Exercise aim: Write out, precisely and in full, each line of the material.

## BEGIN Provided data

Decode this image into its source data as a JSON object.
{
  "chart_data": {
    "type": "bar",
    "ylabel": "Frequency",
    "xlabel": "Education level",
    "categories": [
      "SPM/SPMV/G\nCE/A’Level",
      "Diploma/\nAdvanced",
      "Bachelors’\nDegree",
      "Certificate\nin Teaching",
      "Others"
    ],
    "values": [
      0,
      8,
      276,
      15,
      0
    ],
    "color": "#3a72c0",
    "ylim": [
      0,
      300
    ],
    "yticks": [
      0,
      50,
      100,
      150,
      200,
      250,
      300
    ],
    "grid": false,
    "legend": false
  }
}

## END Provided data

Output below:
Decode this image into its source data as a JSON object.
{
  "chart_data": {
    "type": "bar",
    "ylabel": "Frequency",
    "xlabel": "Education level",
    "categories": [
      "SPM/SPMV/G\nCE/A’Level",
      "Diploma/\nAdvanced",
      "Bachelors’\nDegree",
      "Certificate\nin Teaching",
      "Others"
    ],
    "values": [
      0,
      8,
      276,
      15,
      0
    ],
    "color": "#3a72c0",
    "ylim": [
      0,
      300
    ],
    "yticks": [
      0,
      50,
      100,
      150,
      200,
      250,
      300
    ],
    "grid": false,
    "legend": false
  }
}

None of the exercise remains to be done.